[Recorded data]
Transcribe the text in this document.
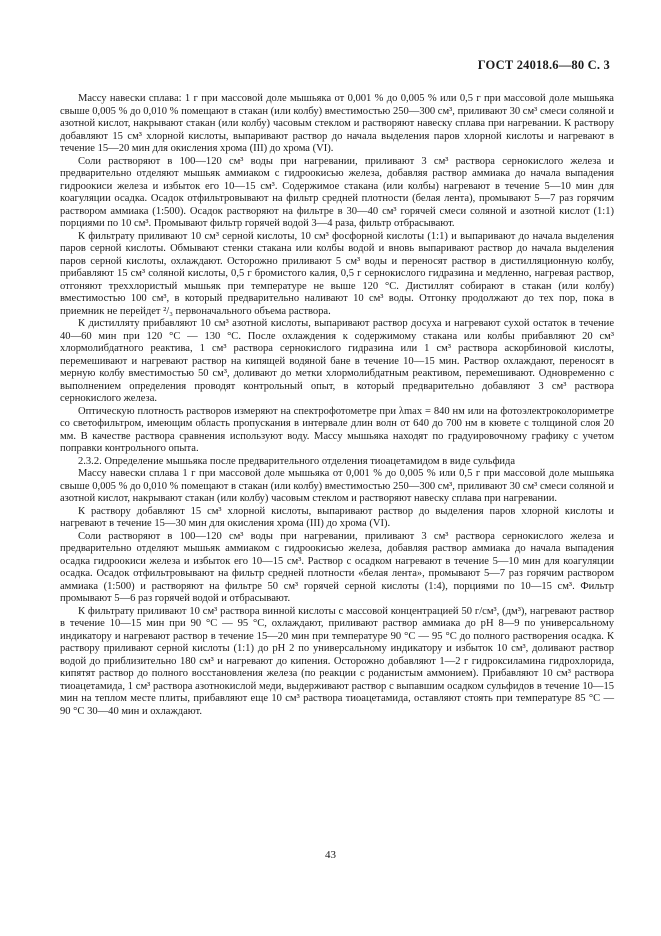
ГОСТ 24018.6—80 С. 3

Массу навески сплава: 1 г при массовой доле мышьяка от 0,001 % до 0,005 % или 0,5 г при массовой доле мышьяка свыше 0,005 % до 0,010 % помещают в стакан (или колбу) вместимостью 250—300 см³, приливают 30 см³ смеси соляной и азотной кислот, накрывают стакан (или колбу) часовым стеклом и растворяют навеску сплава при нагревании. К раствору добавляют 15 см³ хлорной кислоты, выпаривают раствор до начала выделения паров хлорной кислоты и нагревают в течение 15—20 мин для окисления хрома (III) до хрома (VI).

Соли растворяют в 100—120 см³ воды при нагревании, приливают 3 см³ раствора сернокислого железа и предварительно отделяют мышьяк аммиаком с гидроокисью железа, добавляя раствор аммиака до начала выпадения гидроокиси железа и избыток его 10—15 см³. Содержимое стакана (или колбы) нагревают в течение 5—10 мин для коагуляции осадка. Осадок отфильтровывают на фильтр средней плотности (белая лента), промывают 5—7 раз горячим раствором аммиака (1:500). Осадок растворяют на фильтре в 30—40 см³ горячей смеси соляной и азотной кислот (1:1) порциями по 10 см³. Промывают фильтр горячей водой 3—4 раза, фильтр отбрасывают.

К фильтрату приливают 10 см³ серной кислоты, 10 см³ фосфорной кислоты (1:1) и выпаривают до начала выделения паров серной кислоты. Обмывают стенки стакана или колбы водой и вновь выпаривают раствор до начала выделения паров серной кислоты, охлаждают. Осторожно приливают 5 см³ воды и переносят раствор в дистилляционную колбу, прибавляют 15 см³ соляной кислоты, 0,5 г бромистого калия, 0,5 г сернокислого гидразина и медленно, нагревая раствор, отгоняют треххлористый мышьяк при температуре не выше 120 °С. Дистиллят собирают в стакан (или колбу) вместимостью 100 см³, в который предварительно наливают 10 см³ воды. Отгонку продолжают до тех пор, пока в приемник не перейдет ²/₃ первоначального объема раствора.

К дистилляту прибавляют 10 см³ азотной кислоты, выпаривают раствор досуха и нагревают сухой остаток в течение 40—60 мин при 120 °С — 130 °С. После охлаждения к содержимому стакана или колбы прибавляют 20 см³ хлормолибдатного реактива, 1 см³ раствора сернокислого гидразина или 1 см³ раствора аскорбиновой кислоты, перемешивают и нагревают раствор на кипящей водяной бане в течение 10—15 мин. Раствор охлаждают, переносят в мерную колбу вместимостью 50 см³, доливают до метки хлормолибдатным реактивом, перемешивают. Одновременно с выполнением определения проводят контрольный опыт, в который предварительно добавляют 3 см³ раствора сернокислого железа.

Оптическую плотность растворов измеряют на спектрофотометре при λmax = 840 нм или на фотоэлектроколориметре со светофильтром, имеющим область пропускания в интервале длин волн от 640 до 700 нм в кювете с толщиной слоя 20 мм. В качестве раствора сравнения используют воду. Массу мышьяка находят по градуировочному графику с учетом поправки контрольного опыта.

2.3.2. Определение мышьяка после предварительного отделения тиоацетамидом в виде сульфида

Массу навески сплава 1 г при массовой доле мышьяка от 0,001 % до 0,005 % или 0,5 г при массовой доле мышьяка свыше 0,005 % до 0,010 % помещают в стакан (или колбу) вместимостью 250—300 см³, приливают 30 см³ смеси соляной и азотной кислот, накрывают стакан (или колбу) часовым стеклом и растворяют навеску сплава при нагревании.

К раствору добавляют 15 см³ хлорной кислоты, выпаривают раствор до выделения паров хлорной кислоты и нагревают в течение 15—30 мин для окисления хрома (III) до хрома (VI).

Соли растворяют в 100—120 см³ воды при нагревании, приливают 3 см³ раствора сернокислого железа и предварительно отделяют мышьяк аммиаком с гидроокисью железа, добавляя раствор аммиака до начала выпадения осадка гидроокиси железа и избыток его 10—15 см³. Раствор с осадком нагревают в течение 5—10 мин для коагуляции осадка. Осадок отфильтровывают на фильтр средней плотности «белая лента», промывают 5—7 раз горячим раствором аммиака (1:500) и растворяют на фильтре 50 см³ горячей серной кислоты (1:4), порциями по 10—15 см³. Фильтр промывают 5—6 раз горячей водой и отбрасывают.

К фильтрату приливают 10 см³ раствора винной кислоты с массовой концентрацией 50 г/см³, (дм³), нагревают раствор в течение 10—15 мин при 90 °С — 95 °С, охлаждают, приливают раствор аммиака до рН 8—9 по универсальному индикатору и нагревают раствор в течение 15—20 мин при температуре 90 °С — 95 °С до полного растворения осадка. К раствору приливают серной кислоты (1:1) до рН 2 по универсальному индикатору и избыток 10 см³, доливают раствор водой до приблизительно 180 см³ и нагревают до кипения. Осторожно добавляют 1—2 г гидроксиламина гидрохлорида, кипятят раствор до полного восстановления железа (по реакции с роданистым аммонием). Прибавляют 10 см³ раствора тиоацетамида, 1 см³ раствора азотнокислой меди, выдерживают раствор с выпавшим осадком сульфидов в течение 10—15 мин на теплом месте плиты, прибавляют еще 10 см³ раствора тиоацетамида, оставляют стоять при температуре 85 °С — 90 °С 30—40 мин и охлаждают.

43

▶ _Objective_
The records above need to be restated word for word, with the pictures left out.

▶ _Problem solution_
Transcribe the text in this document.
ГОСТ 24018.6—80 С. 3

Массу навески сплава: 1 г при массовой доле мышьяка от 0,001 % до 0,005 % или 0,5 г при массовой доле мышьяка свыше 0,005 % до 0,010 % помещают в стакан (или колбу) вместимостью 250—300 см³, приливают 30 см³ смеси соляной и азотной кислот, накрывают стакан (или колбу) часовым стеклом и растворяют навеску сплава при нагревании. К раствору добавляют 15 см³ хлорной кислоты, выпаривают раствор до начала выделения паров хлорной кислоты и нагревают в течение 15—20 мин для окисления хрома (III) до хрома (VI).

Соли растворяют в 100—120 см³ воды при нагревании, приливают 3 см³ раствора сернокислого железа и предварительно отделяют мышьяк аммиаком с гидроокисью железа, добавляя раствор аммиака до начала выпадения гидроокиси железа и избыток его 10—15 см³. Содержимое стакана (или колбы) нагревают в течение 5—10 мин для коагуляции осадка. Осадок отфильтровывают на фильтр средней плотности (белая лента), промывают 5—7 раз горячим раствором аммиака (1:500). Осадок растворяют на фильтре в 30—40 см³ горячей смеси соляной и азотной кислот (1:1) порциями по 10 см³. Промывают фильтр горячей водой 3—4 раза, фильтр отбрасывают.

К фильтрату приливают 10 см³ серной кислоты, 10 см³ фосфорной кислоты (1:1) и выпаривают до начала выделения паров серной кислоты. Обмывают стенки стакана или колбы водой и вновь выпаривают раствор до начала выделения паров серной кислоты, охлаждают. Осторожно приливают 5 см³ воды и переносят раствор в дистилляционную колбу, прибавляют 15 см³ соляной кислоты, 0,5 г бромистого калия, 0,5 г сернокислого гидразина и медленно, нагревая раствор, отгоняют треххлористый мышьяк при температуре не выше 120 °С. Дистиллят собирают в стакан (или колбу) вместимостью 100 см³, в который предварительно наливают 10 см³ воды. Отгонку продолжают до тех пор, пока в приемник не перейдет ²/₃ первоначального объема раствора.

К дистилляту прибавляют 10 см³ азотной кислоты, выпаривают раствор досуха и нагревают сухой остаток в течение 40—60 мин при 120 °С — 130 °С. После охлаждения к содержимому стакана или колбы прибавляют 20 см³ хлормолибдатного реактива, 1 см³ раствора сернокислого гидразина или 1 см³ раствора аскорбиновой кислоты, перемешивают и нагревают раствор на кипящей водяной бане в течение 10—15 мин. Раствор охлаждают, переносят в мерную колбу вместимостью 50 см³, доливают до метки хлормолибдатным реактивом, перемешивают. Одновременно с выполнением определения проводят контрольный опыт, в который предварительно добавляют 3 см³ раствора сернокислого железа.

Оптическую плотность растворов измеряют на спектрофотометре при λmax = 840 нм или на фотоэлектроколориметре со светофильтром, имеющим область пропускания в интервале длин волн от 640 до 700 нм в кювете с толщиной слоя 20 мм. В качестве раствора сравнения используют воду. Массу мышьяка находят по градуировочному графику с учетом поправки контрольного опыта.

2.3.2. Определение мышьяка после предварительного отделения тиоацетамидом в виде сульфида

Массу навески сплава 1 г при массовой доле мышьяка от 0,001 % до 0,005 % или 0,5 г при массовой доле мышьяка свыше 0,005 % до 0,010 % помещают в стакан (или колбу) вместимостью 250—300 см³, приливают 30 см³ смеси соляной и азотной кислот, накрывают стакан (или колбу) часовым стеклом и растворяют навеску сплава при нагревании.

К раствору добавляют 15 см³ хлорной кислоты, выпаривают раствор до выделения паров хлорной кислоты и нагревают в течение 15—30 мин для окисления хрома (III) до хрома (VI).

Соли растворяют в 100—120 см³ воды при нагревании, приливают 3 см³ раствора сернокислого железа и предварительно отделяют мышьяк аммиаком с гидроокисью железа, добавляя раствор аммиака до начала выпадения осадка гидроокиси железа и избыток его 10—15 см³. Раствор с осадком нагревают в течение 5—10 мин для коагуляции осадка. Осадок отфильтровывают на фильтр средней плотности «белая лента», промывают 5—7 раз горячим раствором аммиака (1:500) и растворяют на фильтре 50 см³ горячей серной кислоты (1:4), порциями по 10—15 см³. Фильтр промывают 5—6 раз горячей водой и отбрасывают.

К фильтрату приливают 10 см³ раствора винной кислоты с массовой концентрацией 50 г/см³, (дм³), нагревают раствор в течение 10—15 мин при 90 °С — 95 °С, охлаждают, приливают раствор аммиака до рН 8—9 по универсальному индикатору и нагревают раствор в течение 15—20 мин при температуре 90 °С — 95 °С до полного растворения осадка. К раствору приливают серной кислоты (1:1) до рН 2 по универсальному индикатору и избыток 10 см³, доливают раствор водой до приблизительно 180 см³ и нагревают до кипения. Осторожно добавляют 1—2 г гидроксиламина гидрохлорида, кипятят раствор до полного восстановления железа (по реакции с роданистым аммонием). Прибавляют 10 см³ раствора тиоацетамида, 1 см³ раствора азотнокислой меди, выдерживают раствор с выпавшим осадком сульфидов в течение 10—15 мин на теплом месте плиты, прибавляют еще 10 см³ раствора тиоацетамида, оставляют стоять при температуре 85 °С — 90 °С 30—40 мин и охлаждают.

43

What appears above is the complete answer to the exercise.